● **Requirements**
State how many lines hold the word "Поиск", with no other words.

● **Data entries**
============================================================

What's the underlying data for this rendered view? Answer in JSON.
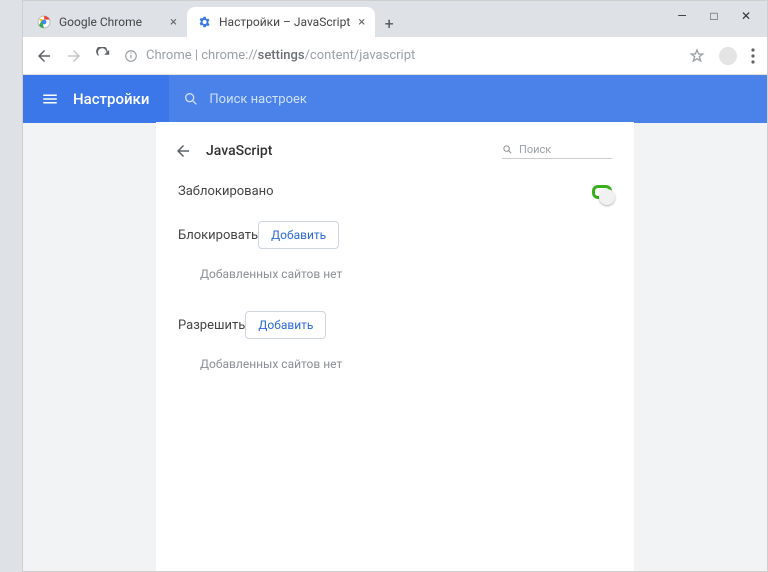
{
  "window_controls": {
    "min": "—",
    "max": "□",
    "close": "✕"
  },
  "tabs": [
    {
      "title": "Google Chrome",
      "active": false,
      "favicon": "chrome"
    },
    {
      "title": "Настройки – JavaScript",
      "active": true,
      "favicon": "gear"
    }
  ],
  "toolbar": {
    "secure_label": "Chrome",
    "url_prefix": "chrome://",
    "url_bold": "settings",
    "url_rest": "/content/javascript"
  },
  "bluebar": {
    "title": "Настройки",
    "search_placeholder": "Поиск настроек"
  },
  "page": {
    "title": "JavaScript",
    "search_placeholder": "Поиск",
    "blocked_label": "Заблокировано",
    "block_section": "Блокировать",
    "allow_section": "Разрешить",
    "add_label": "Добавить",
    "empty_text": "Добавленных сайтов нет"
  }
}
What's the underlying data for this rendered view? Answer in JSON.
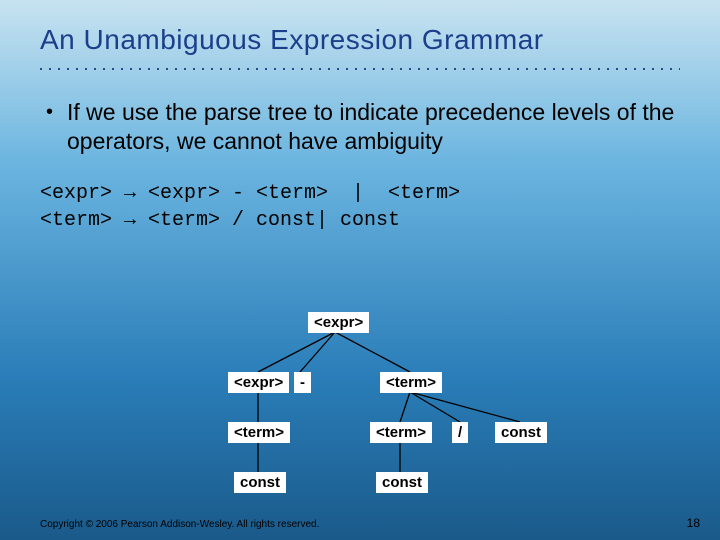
{
  "title": "An Unambiguous Expression Grammar",
  "bullet": {
    "dot": "•",
    "text": "If we use the parse tree to indicate precedence levels of the operators, we cannot have ambiguity"
  },
  "grammar": {
    "line1": "<expr> → <expr> - <term>  |  <term>",
    "line2": "<term> → <term> / const| const"
  },
  "tree": {
    "n_expr_root": "<expr>",
    "n_expr_l": "<expr>",
    "n_minus": "-",
    "n_term_r": "<term>",
    "n_term_l": "<term>",
    "n_term_rl": "<term>",
    "n_slash": "/",
    "n_const_rr": "const",
    "n_const_l": "const",
    "n_const_rl": "const"
  },
  "footer": "Copyright © 2006 Pearson Addison-Wesley. All rights reserved.",
  "pagenum": "18",
  "chart_data": {
    "type": "tree",
    "root": "<expr>",
    "edges": [
      [
        "<expr>(root)",
        "<expr>(L)"
      ],
      [
        "<expr>(root)",
        "-"
      ],
      [
        "<expr>(root)",
        "<term>(R)"
      ],
      [
        "<expr>(L)",
        "<term>(L)"
      ],
      [
        "<term>(L)",
        "const(L)"
      ],
      [
        "<term>(R)",
        "<term>(RL)"
      ],
      [
        "<term>(R)",
        "/"
      ],
      [
        "<term>(R)",
        "const(RR)"
      ],
      [
        "<term>(RL)",
        "const(RL)"
      ]
    ]
  }
}
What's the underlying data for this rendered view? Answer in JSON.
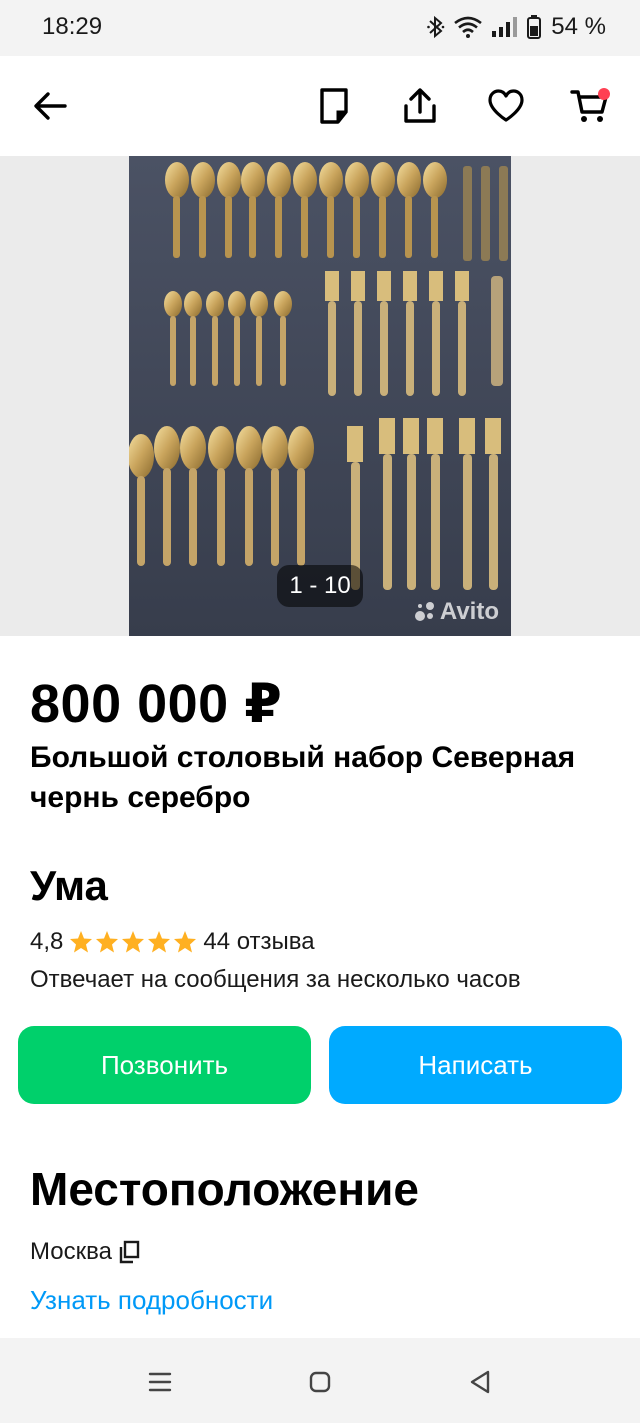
{
  "status_bar": {
    "time": "18:29",
    "battery_text": "54 %",
    "icons": [
      "bluetooth-icon",
      "wifi-icon",
      "signal-icon",
      "battery-icon"
    ]
  },
  "toolbar": {
    "icons": [
      "back-arrow-icon",
      "note-icon",
      "share-icon",
      "heart-icon",
      "cart-icon"
    ],
    "cart_badge_color": "#ff4053"
  },
  "gallery": {
    "counter": "1 - 10",
    "watermark": "Avito"
  },
  "listing": {
    "price": "800 000 ₽",
    "title": "Большой столовый набор Северная чернь серебро"
  },
  "seller": {
    "name": "Ума",
    "rating": "4,8",
    "stars": 5,
    "reviews": "44 отзыва",
    "response_time": "Отвечает на сообщения за несколько часов",
    "star_color": "#ffb021"
  },
  "actions": {
    "call_label": "Позвонить",
    "write_label": "Написать",
    "call_color": "#00d06b",
    "write_color": "#00aaff"
  },
  "location": {
    "heading": "Местоположение",
    "city": "Москва",
    "more_link": "Узнать подробности"
  },
  "nav": {
    "icons": [
      "recents-icon",
      "home-icon",
      "back-icon"
    ]
  }
}
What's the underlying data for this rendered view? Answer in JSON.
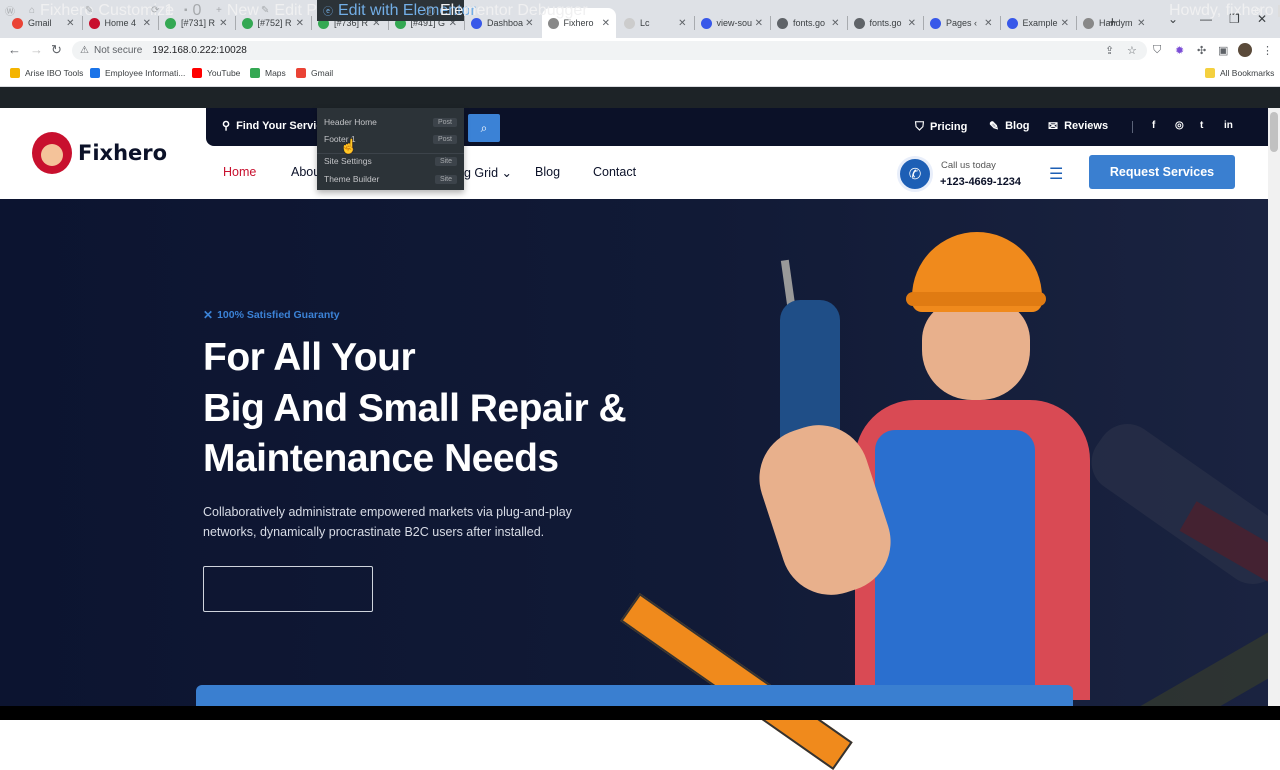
{
  "browser": {
    "tabs": [
      {
        "label": "Gmail",
        "icon": "gmail-icon",
        "color": "#ea4335"
      },
      {
        "label": "Home 4",
        "icon": "shield-icon",
        "color": "#c8102e"
      },
      {
        "label": "[#731] R",
        "icon": "g-icon",
        "color": "#34a853"
      },
      {
        "label": "[#752] R",
        "icon": "g-icon",
        "color": "#34a853"
      },
      {
        "label": "[#736] R",
        "icon": "g-icon",
        "color": "#34a853"
      },
      {
        "label": "[#491] G",
        "icon": "g-icon",
        "color": "#34a853"
      },
      {
        "label": "Dashboa",
        "icon": "wordpress-icon",
        "color": "#3858e9"
      },
      {
        "label": "Fixhero",
        "icon": "site-icon",
        "color": "#888888"
      },
      {
        "label": "Lc",
        "icon": "blank-icon",
        "color": "#cccccc"
      },
      {
        "label": "view-sou",
        "icon": "wordpress-icon",
        "color": "#3858e9"
      },
      {
        "label": "fonts.go",
        "icon": "globe-icon",
        "color": "#5f6368"
      },
      {
        "label": "fonts.go",
        "icon": "globe-icon",
        "color": "#5f6368"
      },
      {
        "label": "Pages ‹",
        "icon": "wordpress-icon",
        "color": "#3858e9"
      },
      {
        "label": "Example",
        "icon": "wordpress-icon",
        "color": "#3858e9"
      },
      {
        "label": "Handym",
        "icon": "site-icon",
        "color": "#888888"
      }
    ],
    "active_tab_index": 7,
    "security_label": "Not secure",
    "url": "192.168.0.222:10028",
    "bookmarks": [
      {
        "label": "Arise IBO Tools",
        "color": "#f4b400"
      },
      {
        "label": "Employee Informati...",
        "color": "#1a73e8"
      },
      {
        "label": "YouTube",
        "color": "#ff0000"
      },
      {
        "label": "Maps",
        "color": "#34a853"
      },
      {
        "label": "Gmail",
        "color": "#ea4335"
      }
    ],
    "all_bookmarks": "All Bookmarks"
  },
  "adminbar": {
    "site": "Fixhero",
    "customize": "Customize",
    "updates": "1",
    "comments": "0",
    "new": "New",
    "edit_page": "Edit Page",
    "edit_elementor": "Edit with Elementor",
    "debugger": "Elementor Debugger",
    "howdy": "Howdy, fixhero"
  },
  "dropdown": {
    "items": [
      {
        "label": "Header Home",
        "tag": "Post"
      },
      {
        "label": "Footer 1",
        "tag": "Post"
      },
      {
        "label": "Site Settings",
        "tag": "Site"
      },
      {
        "label": "Theme Builder",
        "tag": "Site"
      }
    ]
  },
  "site": {
    "logo": "Fixhero",
    "search_label": "Find Your Servic",
    "top_links": [
      "Pricing",
      "Blog",
      "Reviews"
    ],
    "social": [
      "f",
      "◎",
      "t",
      "in"
    ],
    "menu": [
      "Home",
      "Abou",
      "g Grid ⌄",
      "Blog",
      "Contact"
    ],
    "call_label": "Call us today",
    "call_number": "+123-4669-1234",
    "request_button": "Request Services",
    "accent": "#3a7fd0",
    "brand_red": "#c8102e"
  },
  "hero": {
    "guaranty": "100% Satisfied Guaranty",
    "heading_lines": [
      "For All Your",
      "Big And Small Repair &",
      "Maintenance Needs"
    ],
    "subtext": "Collaboratively administrate empowered markets via plug-and-play networks, dynamically procrastinate B2C users after installed."
  }
}
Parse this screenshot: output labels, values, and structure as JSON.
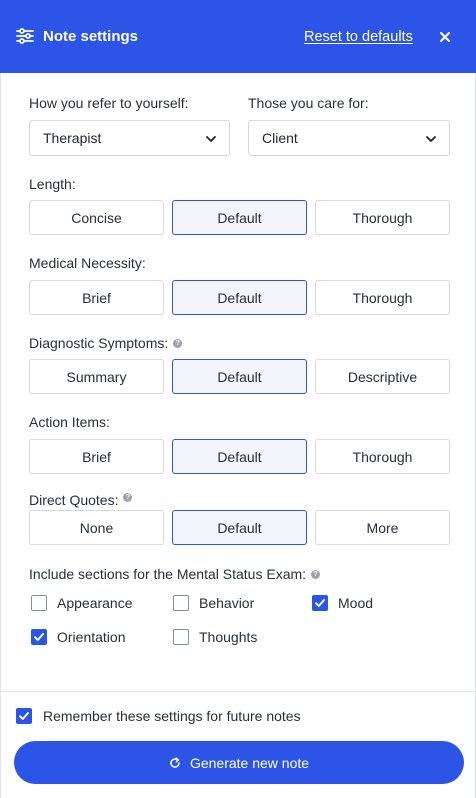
{
  "header": {
    "title": "Note settings",
    "reset_label": "Reset to defaults",
    "accent_color": "#2c54e6",
    "icons": {
      "left": "sliders-icon",
      "close": "close-icon"
    }
  },
  "pronouns": {
    "self_label": "How you refer to yourself:",
    "self_value": "Therapist",
    "others_label": "Those you care for:",
    "others_value": "Client"
  },
  "length": {
    "label": "Length:",
    "options": [
      "Concise",
      "Default",
      "Thorough"
    ],
    "selected": "Default"
  },
  "medical_necessity": {
    "label": "Medical Necessity:",
    "options": [
      "Brief",
      "Default",
      "Thorough"
    ],
    "selected": "Default"
  },
  "diagnostic_symptoms": {
    "label": "Diagnostic Symptoms:",
    "options": [
      "Summary",
      "Default",
      "Descriptive"
    ],
    "selected": "Default"
  },
  "action_items": {
    "label": "Action Items:",
    "options": [
      "Brief",
      "Default",
      "Thorough"
    ],
    "selected": "Default"
  },
  "direct_quotes": {
    "label": "Direct Quotes:",
    "options": [
      "None",
      "Default",
      "More"
    ],
    "selected": "Default"
  },
  "mse": {
    "label": "Include sections for the Mental Status Exam:",
    "items": [
      {
        "label": "Appearance",
        "checked": false
      },
      {
        "label": "Behavior",
        "checked": false
      },
      {
        "label": "Mood",
        "checked": true
      },
      {
        "label": "Orientation",
        "checked": true
      },
      {
        "label": "Thoughts",
        "checked": false
      }
    ]
  },
  "footer": {
    "remember_label": "Remember these settings for future notes",
    "remember_checked": true,
    "generate_label": "Generate new note"
  }
}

============================================================

● **Task answer**
2